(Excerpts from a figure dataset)
>>>
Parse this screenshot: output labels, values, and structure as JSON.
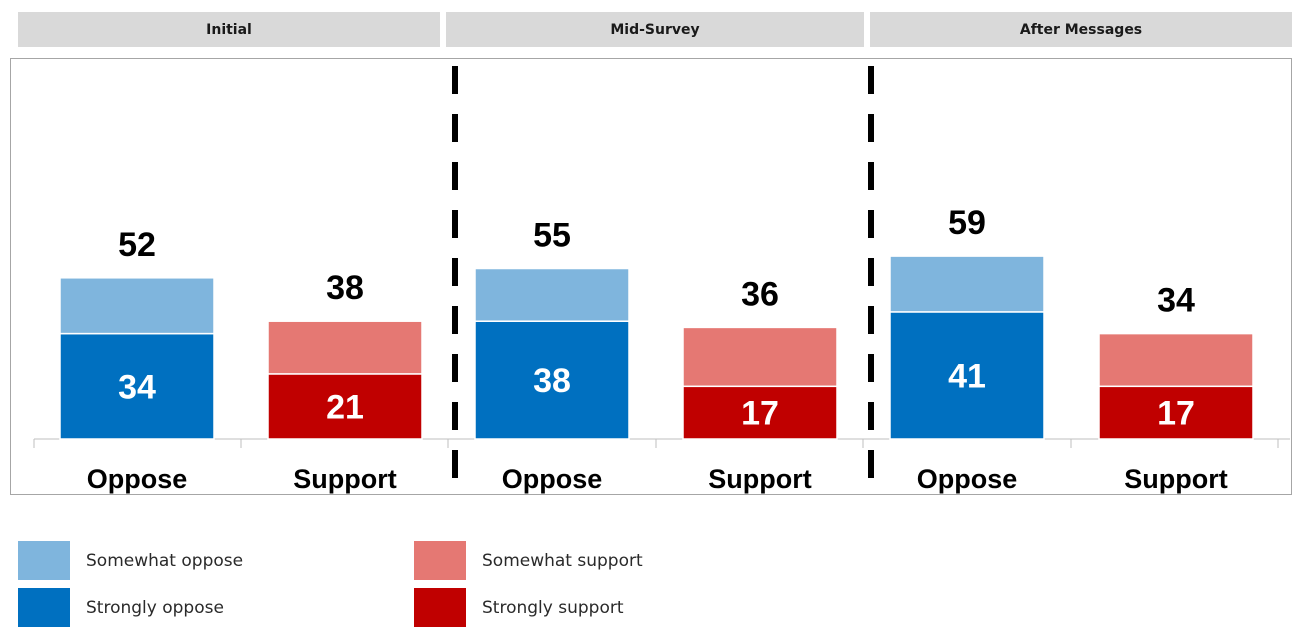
{
  "panels": [
    {
      "title": "Initial"
    },
    {
      "title": "Mid-Survey"
    },
    {
      "title": "After Messages"
    }
  ],
  "legend": [
    {
      "label": "Somewhat oppose",
      "color": "#7fb5dd"
    },
    {
      "label": "Strongly oppose",
      "color": "#0070c0"
    },
    {
      "label": "Somewhat support",
      "color": "#e57873"
    },
    {
      "label": "Strongly support",
      "color": "#c00000"
    }
  ],
  "chart_data": {
    "type": "bar",
    "stacked": true,
    "facets": [
      "Initial",
      "Mid-Survey",
      "After Messages"
    ],
    "categories": [
      "Oppose",
      "Support",
      "Oppose",
      "Support",
      "Oppose",
      "Support"
    ],
    "totals": [
      52,
      38,
      55,
      36,
      59,
      34
    ],
    "series": [
      {
        "name": "Strongly oppose",
        "color": "#0070c0",
        "values": [
          34,
          null,
          38,
          null,
          41,
          null
        ]
      },
      {
        "name": "Somewhat oppose",
        "color": "#7fb5dd",
        "values": [
          18,
          null,
          17,
          null,
          18,
          null
        ]
      },
      {
        "name": "Strongly support",
        "color": "#c00000",
        "values": [
          null,
          21,
          null,
          17,
          null,
          17
        ]
      },
      {
        "name": "Somewhat support",
        "color": "#e57873",
        "values": [
          null,
          17,
          null,
          19,
          null,
          17
        ]
      }
    ],
    "labels": {
      "segment": [
        34,
        21,
        38,
        17,
        41,
        17
      ],
      "total": [
        52,
        38,
        55,
        36,
        59,
        34
      ]
    },
    "grid": false
  }
}
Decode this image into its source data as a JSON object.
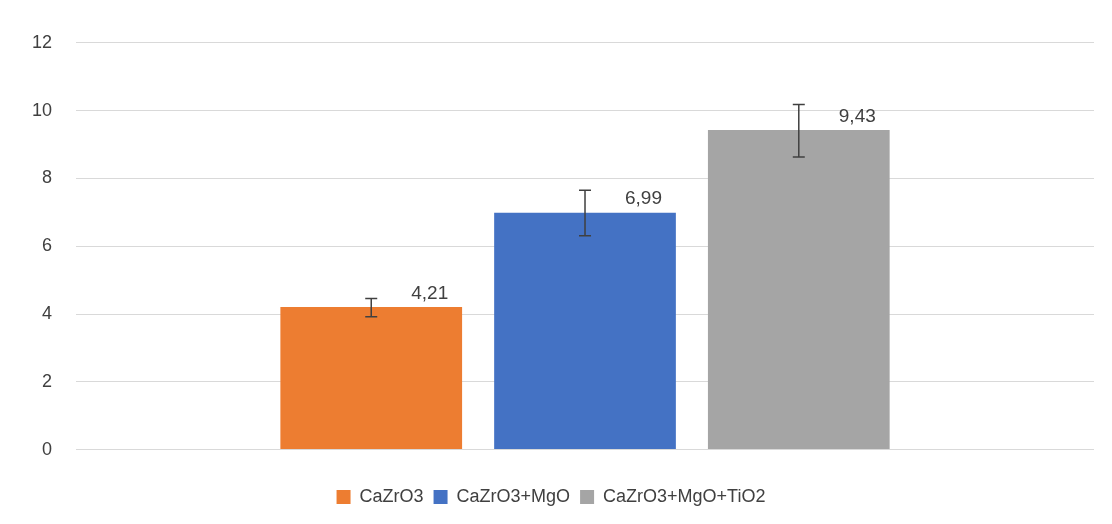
<<<
### Exercise prompt
Look over the records above and copy each line that includes the string "labels".

### Solution to the exercise
Parse this screenshot: output labels, values, and structure as JSON.
    "labels": {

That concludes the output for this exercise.